## start
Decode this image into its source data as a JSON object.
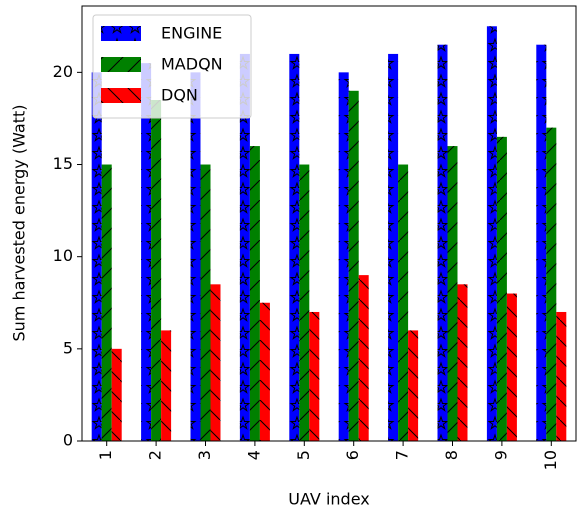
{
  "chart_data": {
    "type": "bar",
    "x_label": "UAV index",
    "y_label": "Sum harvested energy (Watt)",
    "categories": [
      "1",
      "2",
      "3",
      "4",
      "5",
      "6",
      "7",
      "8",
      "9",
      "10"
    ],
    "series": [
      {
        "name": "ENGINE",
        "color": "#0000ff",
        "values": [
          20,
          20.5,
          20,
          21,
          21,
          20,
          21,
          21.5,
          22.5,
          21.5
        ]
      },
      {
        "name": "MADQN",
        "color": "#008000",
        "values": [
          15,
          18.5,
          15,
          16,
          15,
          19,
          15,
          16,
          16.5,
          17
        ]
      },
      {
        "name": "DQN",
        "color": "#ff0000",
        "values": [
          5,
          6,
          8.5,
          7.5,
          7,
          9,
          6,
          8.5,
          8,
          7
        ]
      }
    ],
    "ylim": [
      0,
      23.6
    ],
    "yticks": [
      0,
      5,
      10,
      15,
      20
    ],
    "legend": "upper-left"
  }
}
## end
▶ _Given exercise_: From the entries above, pull out each line that includes "color".

▶ _Correct response_:
        "color": "#0000ff",
        "color": "#008000",
        "color": "#ff0000",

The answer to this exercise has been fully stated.